## Supplied data
>>>

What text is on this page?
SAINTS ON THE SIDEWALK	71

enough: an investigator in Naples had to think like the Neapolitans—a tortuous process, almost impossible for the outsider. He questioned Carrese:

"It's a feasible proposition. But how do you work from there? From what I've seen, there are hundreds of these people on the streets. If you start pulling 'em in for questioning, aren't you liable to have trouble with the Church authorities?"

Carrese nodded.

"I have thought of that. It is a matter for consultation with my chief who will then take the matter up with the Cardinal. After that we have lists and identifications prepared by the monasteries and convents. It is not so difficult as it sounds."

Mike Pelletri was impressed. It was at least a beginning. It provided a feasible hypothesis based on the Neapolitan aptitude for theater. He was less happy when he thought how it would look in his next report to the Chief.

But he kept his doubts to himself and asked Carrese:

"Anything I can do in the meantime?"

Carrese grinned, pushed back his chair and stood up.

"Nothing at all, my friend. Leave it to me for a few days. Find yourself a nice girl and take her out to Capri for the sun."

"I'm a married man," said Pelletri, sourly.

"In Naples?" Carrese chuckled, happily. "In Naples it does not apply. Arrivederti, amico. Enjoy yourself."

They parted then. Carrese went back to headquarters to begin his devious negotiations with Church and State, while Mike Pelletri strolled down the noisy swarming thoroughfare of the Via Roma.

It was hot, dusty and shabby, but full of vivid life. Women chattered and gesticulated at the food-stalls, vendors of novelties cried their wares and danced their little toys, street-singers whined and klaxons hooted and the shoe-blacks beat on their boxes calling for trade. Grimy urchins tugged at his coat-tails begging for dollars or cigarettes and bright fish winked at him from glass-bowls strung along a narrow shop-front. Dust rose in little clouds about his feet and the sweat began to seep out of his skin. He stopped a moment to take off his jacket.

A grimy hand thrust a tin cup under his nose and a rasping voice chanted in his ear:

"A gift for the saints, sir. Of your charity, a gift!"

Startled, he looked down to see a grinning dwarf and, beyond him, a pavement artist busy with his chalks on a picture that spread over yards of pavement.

<<<

Take each line of the material that contains the word "feasible" and list it.

"It's a feasible proposition. But how do you work from there? From what I've seen, there are hundreds of these people on the streets. If you start pulling 'em in for questioning, aren't you liable to have trouble with the Church authorities?"
Mike Pelletri was impressed. It was at least a beginning. It provided a feasible hypothesis based on the Neapolitan aptitude for theater. He was less happy when he thought how it would look in his next report to the Chief.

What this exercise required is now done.